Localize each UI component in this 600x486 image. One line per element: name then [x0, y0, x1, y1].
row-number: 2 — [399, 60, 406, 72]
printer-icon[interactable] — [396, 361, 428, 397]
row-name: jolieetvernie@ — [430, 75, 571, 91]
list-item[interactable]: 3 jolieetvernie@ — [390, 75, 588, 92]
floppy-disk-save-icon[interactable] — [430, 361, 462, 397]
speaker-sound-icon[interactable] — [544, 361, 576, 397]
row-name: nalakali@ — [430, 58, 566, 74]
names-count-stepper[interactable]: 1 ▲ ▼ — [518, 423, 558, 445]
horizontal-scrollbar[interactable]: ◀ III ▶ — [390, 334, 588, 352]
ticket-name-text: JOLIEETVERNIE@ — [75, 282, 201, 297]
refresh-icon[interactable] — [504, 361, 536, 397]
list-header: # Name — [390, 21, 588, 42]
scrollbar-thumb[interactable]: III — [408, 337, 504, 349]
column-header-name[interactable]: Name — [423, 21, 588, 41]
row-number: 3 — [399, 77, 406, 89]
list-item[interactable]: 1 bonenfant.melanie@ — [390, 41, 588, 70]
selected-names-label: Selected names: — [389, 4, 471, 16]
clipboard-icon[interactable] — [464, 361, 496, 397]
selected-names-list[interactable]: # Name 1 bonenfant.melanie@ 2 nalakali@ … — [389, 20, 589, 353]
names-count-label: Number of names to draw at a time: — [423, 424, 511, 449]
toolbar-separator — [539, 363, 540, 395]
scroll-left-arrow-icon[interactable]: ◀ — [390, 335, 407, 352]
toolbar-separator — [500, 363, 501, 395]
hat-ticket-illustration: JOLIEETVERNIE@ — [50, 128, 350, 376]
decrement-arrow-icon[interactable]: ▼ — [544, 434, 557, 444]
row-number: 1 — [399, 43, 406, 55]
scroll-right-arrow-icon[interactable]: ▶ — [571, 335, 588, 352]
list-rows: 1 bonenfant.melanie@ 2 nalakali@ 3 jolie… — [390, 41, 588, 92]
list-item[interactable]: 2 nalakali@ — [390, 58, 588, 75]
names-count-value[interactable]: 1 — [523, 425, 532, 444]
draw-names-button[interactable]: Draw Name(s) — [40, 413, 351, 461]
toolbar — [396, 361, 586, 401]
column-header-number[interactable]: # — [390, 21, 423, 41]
■ ■ ■ ■ ■
Request – Reproduce the lines above, substituting "Pick Name(s)" for each occurrence of "Draw Name(s)" and leaving everything else unchanged.

Task result –
Localize each UI component in this 600x486 image. One line per element: name then [x0, y0, x1, y1].
row-number: 2 — [399, 60, 406, 72]
printer-icon[interactable] — [396, 361, 428, 397]
row-name: jolieetvernie@ — [430, 75, 571, 91]
list-item[interactable]: 3 jolieetvernie@ — [390, 75, 588, 92]
floppy-disk-save-icon[interactable] — [430, 361, 462, 397]
speaker-sound-icon[interactable] — [544, 361, 576, 397]
row-name: nalakali@ — [430, 58, 566, 74]
names-count-stepper[interactable]: 1 ▲ ▼ — [518, 423, 558, 445]
horizontal-scrollbar[interactable]: ◀ III ▶ — [390, 334, 588, 352]
ticket-name-text: JOLIEETVERNIE@ — [75, 282, 201, 297]
refresh-icon[interactable] — [504, 361, 536, 397]
list-header: # Name — [390, 21, 588, 42]
scrollbar-thumb[interactable]: III — [408, 337, 504, 349]
column-header-name[interactable]: Name — [423, 21, 588, 41]
row-number: 3 — [399, 77, 406, 89]
list-item[interactable]: 1 bonenfant.melanie@ — [390, 41, 588, 70]
selected-names-label: Selected names: — [389, 4, 471, 16]
clipboard-icon[interactable] — [464, 361, 496, 397]
selected-names-list[interactable]: # Name 1 bonenfant.melanie@ 2 nalakali@ … — [389, 20, 589, 353]
names-count-label: Number of names to draw at a time: — [423, 424, 511, 449]
toolbar-separator — [539, 363, 540, 395]
scroll-left-arrow-icon[interactable]: ◀ — [390, 335, 407, 352]
toolbar-separator — [500, 363, 501, 395]
hat-ticket-illustration: JOLIEETVERNIE@ — [50, 128, 350, 376]
decrement-arrow-icon[interactable]: ▼ — [544, 434, 557, 444]
row-number: 1 — [399, 43, 406, 55]
scroll-right-arrow-icon[interactable]: ▶ — [571, 335, 588, 352]
list-rows: 1 bonenfant.melanie@ 2 nalakali@ 3 jolie… — [390, 41, 588, 92]
list-item[interactable]: 2 nalakali@ — [390, 58, 588, 75]
names-count-value[interactable]: 1 — [523, 425, 532, 444]
draw-names-button[interactable]: Pick Name(s) — [40, 413, 351, 461]
toolbar — [396, 361, 586, 401]
column-header-number[interactable]: # — [390, 21, 423, 41]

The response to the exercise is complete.